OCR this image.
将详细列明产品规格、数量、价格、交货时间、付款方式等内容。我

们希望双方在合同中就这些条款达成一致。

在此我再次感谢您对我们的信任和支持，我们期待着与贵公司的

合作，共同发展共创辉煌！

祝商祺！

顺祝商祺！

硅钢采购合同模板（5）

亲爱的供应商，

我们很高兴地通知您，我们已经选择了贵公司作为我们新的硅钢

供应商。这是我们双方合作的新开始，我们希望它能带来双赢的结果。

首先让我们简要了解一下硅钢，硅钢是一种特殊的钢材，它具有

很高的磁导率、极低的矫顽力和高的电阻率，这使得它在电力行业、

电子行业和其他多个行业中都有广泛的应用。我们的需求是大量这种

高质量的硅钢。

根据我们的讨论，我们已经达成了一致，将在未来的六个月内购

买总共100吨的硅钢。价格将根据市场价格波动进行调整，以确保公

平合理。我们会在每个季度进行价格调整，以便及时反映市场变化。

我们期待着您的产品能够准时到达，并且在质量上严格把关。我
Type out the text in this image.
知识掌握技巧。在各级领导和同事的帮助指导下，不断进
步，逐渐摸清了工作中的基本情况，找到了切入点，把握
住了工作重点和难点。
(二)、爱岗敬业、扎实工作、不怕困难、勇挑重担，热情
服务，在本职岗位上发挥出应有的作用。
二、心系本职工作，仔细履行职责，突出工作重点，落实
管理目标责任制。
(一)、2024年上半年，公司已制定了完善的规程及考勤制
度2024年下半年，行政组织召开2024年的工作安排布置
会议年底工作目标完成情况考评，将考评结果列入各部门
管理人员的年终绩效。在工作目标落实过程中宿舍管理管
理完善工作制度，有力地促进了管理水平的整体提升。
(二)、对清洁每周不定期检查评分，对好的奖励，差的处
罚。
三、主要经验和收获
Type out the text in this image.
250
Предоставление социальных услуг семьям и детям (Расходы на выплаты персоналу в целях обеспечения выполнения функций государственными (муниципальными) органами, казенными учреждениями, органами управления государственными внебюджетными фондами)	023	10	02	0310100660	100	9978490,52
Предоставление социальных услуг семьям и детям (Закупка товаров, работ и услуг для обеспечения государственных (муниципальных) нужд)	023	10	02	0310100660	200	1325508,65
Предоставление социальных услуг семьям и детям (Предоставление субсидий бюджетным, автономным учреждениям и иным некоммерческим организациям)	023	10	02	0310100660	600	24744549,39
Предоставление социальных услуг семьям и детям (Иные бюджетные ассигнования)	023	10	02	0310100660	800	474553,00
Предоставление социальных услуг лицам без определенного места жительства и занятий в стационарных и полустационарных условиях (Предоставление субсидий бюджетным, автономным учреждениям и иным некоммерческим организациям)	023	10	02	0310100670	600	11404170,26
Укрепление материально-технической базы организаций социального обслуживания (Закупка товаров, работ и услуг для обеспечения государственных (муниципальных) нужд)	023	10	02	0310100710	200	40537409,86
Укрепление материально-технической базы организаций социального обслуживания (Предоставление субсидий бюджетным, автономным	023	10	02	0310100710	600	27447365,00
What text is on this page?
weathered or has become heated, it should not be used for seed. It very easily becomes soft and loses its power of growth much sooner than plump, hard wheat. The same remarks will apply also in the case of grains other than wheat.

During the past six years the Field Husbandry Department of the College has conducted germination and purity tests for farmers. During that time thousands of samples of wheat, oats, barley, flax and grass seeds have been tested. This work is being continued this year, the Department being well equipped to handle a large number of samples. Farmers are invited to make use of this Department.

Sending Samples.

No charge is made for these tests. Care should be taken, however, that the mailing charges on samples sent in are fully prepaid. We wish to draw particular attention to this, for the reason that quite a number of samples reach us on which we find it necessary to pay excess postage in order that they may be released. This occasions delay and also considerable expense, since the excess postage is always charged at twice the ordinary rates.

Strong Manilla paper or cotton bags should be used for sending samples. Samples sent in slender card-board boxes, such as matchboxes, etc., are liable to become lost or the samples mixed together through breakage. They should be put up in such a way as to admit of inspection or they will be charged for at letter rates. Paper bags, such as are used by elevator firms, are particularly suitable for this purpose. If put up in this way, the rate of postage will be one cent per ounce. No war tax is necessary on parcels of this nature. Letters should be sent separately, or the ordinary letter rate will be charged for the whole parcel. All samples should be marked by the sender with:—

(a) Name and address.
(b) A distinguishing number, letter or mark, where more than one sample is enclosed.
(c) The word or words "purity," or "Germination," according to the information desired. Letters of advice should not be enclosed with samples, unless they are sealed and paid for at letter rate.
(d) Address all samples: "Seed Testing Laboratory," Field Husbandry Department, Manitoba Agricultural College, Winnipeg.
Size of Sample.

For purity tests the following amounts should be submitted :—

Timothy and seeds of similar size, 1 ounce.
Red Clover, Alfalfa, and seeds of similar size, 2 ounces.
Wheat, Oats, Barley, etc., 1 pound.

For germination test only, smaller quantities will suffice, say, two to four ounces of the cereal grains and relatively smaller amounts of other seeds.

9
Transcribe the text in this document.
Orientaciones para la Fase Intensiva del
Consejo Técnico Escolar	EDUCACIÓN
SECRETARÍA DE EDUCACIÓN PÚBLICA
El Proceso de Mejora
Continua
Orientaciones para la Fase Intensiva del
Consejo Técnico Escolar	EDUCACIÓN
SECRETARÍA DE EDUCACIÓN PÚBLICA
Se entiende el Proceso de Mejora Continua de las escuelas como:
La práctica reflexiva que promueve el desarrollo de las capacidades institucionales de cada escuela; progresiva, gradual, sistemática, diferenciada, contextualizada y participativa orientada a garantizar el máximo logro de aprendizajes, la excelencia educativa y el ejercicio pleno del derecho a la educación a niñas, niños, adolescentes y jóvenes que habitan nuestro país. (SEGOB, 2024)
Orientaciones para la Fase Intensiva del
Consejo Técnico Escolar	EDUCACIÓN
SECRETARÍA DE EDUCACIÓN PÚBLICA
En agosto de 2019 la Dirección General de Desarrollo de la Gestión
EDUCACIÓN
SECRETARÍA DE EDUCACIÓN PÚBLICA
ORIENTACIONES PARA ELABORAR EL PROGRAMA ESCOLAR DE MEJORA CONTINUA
- - -
Every line of the records above needs to be given again exactly.

Solution =
OCR this image.
将详细列明产品规格、数量、价格、交货时间、付款方式等内容。我

们希望双方在合同中就这些条款达成一致。

在此我再次感谢您对我们的信任和支持，我们期待着与贵公司的

合作，共同发展共创辉煌！

祝商祺！

顺祝商祺！

硅钢采购合同模板（5）

亲爱的供应商，

我们很高兴地通知您，我们已经选择了贵公司作为我们新的硅钢

供应商。这是我们双方合作的新开始，我们希望它能带来双赢的结果。

首先让我们简要了解一下硅钢，硅钢是一种特殊的钢材，它具有

很高的磁导率、极低的矫顽力和高的电阻率，这使得它在电力行业、

电子行业和其他多个行业中都有广泛的应用。我们的需求是大量这种

高质量的硅钢。

根据我们的讨论，我们已经达成了一致，将在未来的六个月内购

买总共100吨的硅钢。价格将根据市场价格波动进行调整，以确保公

平合理。我们会在每个季度进行价格调整，以便及时反映市场变化。

我们期待着您的产品能够准时到达，并且在质量上严格把关。我
Type out the text in this image.
知识掌握技巧。在各级领导和同事的帮助指导下，不断进
步，逐渐摸清了工作中的基本情况，找到了切入点，把握
住了工作重点和难点。
(二)、爱岗敬业、扎实工作、不怕困难、勇挑重担，热情
服务，在本职岗位上发挥出应有的作用。
二、心系本职工作，仔细履行职责，突出工作重点，落实
管理目标责任制。
(一)、2024年上半年，公司已制定了完善的规程及考勤制
度2024年下半年，行政组织召开2024年的工作安排布置
会议年底工作目标完成情况考评，将考评结果列入各部门
管理人员的年终绩效。在工作目标落实过程中宿舍管理管
理完善工作制度，有力地促进了管理水平的整体提升。
(二)、对清洁每周不定期检查评分，对好的奖励，差的处
罚。
三、主要经验和收获
Type out the text in this image.
250
Предоставление социальных услуг семьям и детям (Расходы на выплаты персоналу в целях обеспечения выполнения функций государственными (муниципальными) органами, казенными учреждениями, органами управления государственными внебюджетными фондами)	023	10	02	0310100660	100	9978490,52
Предоставление социальных услуг семьям и детям (Закупка товаров, работ и услуг для обеспечения государственных (муниципальных) нужд)	023	10	02	0310100660	200	1325508,65
Предоставление социальных услуг семьям и детям (Предоставление субсидий бюджетным, автономным учреждениям и иным некоммерческим организациям)	023	10	02	0310100660	600	24744549,39
Предоставление социальных услуг семьям и детям (Иные бюджетные ассигнования)	023	10	02	0310100660	800	474553,00
Предоставление социальных услуг лицам без определенного места жительства и занятий в стационарных и полустационарных условиях (Предоставление субсидий бюджетным, автономным учреждениям и иным некоммерческим организациям)	023	10	02	0310100670	600	11404170,26
Укрепление материально-технической базы организаций социального обслуживания (Закупка товаров, работ и услуг для обеспечения государственных (муниципальных) нужд)	023	10	02	0310100710	200	40537409,86
Укрепление материально-технической базы организаций социального обслуживания (Предоставление субсидий бюджетным, автономным	023	10	02	0310100710	600	27447365,00
What text is on this page?
weathered or has become heated, it should not be used for seed. It very easily becomes soft and loses its power of growth much sooner than plump, hard wheat. The same remarks will apply also in the case of grains other than wheat.

During the past six years the Field Husbandry Department of the College has conducted germination and purity tests for farmers. During that time thousands of samples of wheat, oats, barley, flax and grass seeds have been tested. This work is being continued this year, the Department being well equipped to handle a large number of samples. Farmers are invited to make use of this Department.

Sending Samples.

No charge is made for these tests. Care should be taken, however, that the mailing charges on samples sent in are fully prepaid. We wish to draw particular attention to this, for the reason that quite a number of samples reach us on which we find it necessary to pay excess postage in order that they may be released. This occasions delay and also considerable expense, since the excess postage is always charged at twice the ordinary rates.

Strong Manilla paper or cotton bags should be used for sending samples. Samples sent in slender card-board boxes, such as matchboxes, etc., are liable to become lost or the samples mixed together through breakage. They should be put up in such a way as to admit of inspection or they will be charged for at letter rates. Paper bags, such as are used by elevator firms, are particularly suitable for this purpose. If put up in this way, the rate of postage will be one cent per ounce. No war tax is necessary on parcels of this nature. Letters should be sent separately, or the ordinary letter rate will be charged for the whole parcel. All samples should be marked by the sender with:—

(a) Name and address.
(b) A distinguishing number, letter or mark, where more than one sample is enclosed.
(c) The word or words "purity," or "Germination," according to the information desired. Letters of advice should not be enclosed with samples, unless they are sealed and paid for at letter rate.
(d) Address all samples: "Seed Testing Laboratory," Field Husbandry Department, Manitoba Agricultural College, Winnipeg.
Size of Sample.

For purity tests the following amounts should be submitted :—

Timothy and seeds of similar size, 1 ounce.
Red Clover, Alfalfa, and seeds of similar size, 2 ounces.
Wheat, Oats, Barley, etc., 1 pound.

For germination test only, smaller quantities will suffice, say, two to four ounces of the cereal grains and relatively smaller amounts of other seeds.

9
Transcribe the text in this document.
Orientaciones para la Fase Intensiva del
Consejo Técnico Escolar	EDUCACIÓN
SECRETARÍA DE EDUCACIÓN PÚBLICA
El Proceso de Mejora
Continua
Orientaciones para la Fase Intensiva del
Consejo Técnico Escolar	EDUCACIÓN
SECRETARÍA DE EDUCACIÓN PÚBLICA
Se entiende el Proceso de Mejora Continua de las escuelas como:
La práctica reflexiva que promueve el desarrollo de las capacidades institucionales de cada escuela; progresiva, gradual, sistemática, diferenciada, contextualizada y participativa orientada a garantizar el máximo logro de aprendizajes, la excelencia educativa y el ejercicio pleno del derecho a la educación a niñas, niños, adolescentes y jóvenes que habitan nuestro país. (SEGOB, 2024)
Orientaciones para la Fase Intensiva del
Consejo Técnico Escolar	EDUCACIÓN
SECRETARÍA DE EDUCACIÓN PÚBLICA
En agosto de 2019 la Dirección General de Desarrollo de la Gestión
EDUCACIÓN
SECRETARÍA DE EDUCACIÓN PÚBLICA
ORIENTACIONES PARA ELABORAR EL PROGRAMA ESCOLAR DE MEJORA CONTINUA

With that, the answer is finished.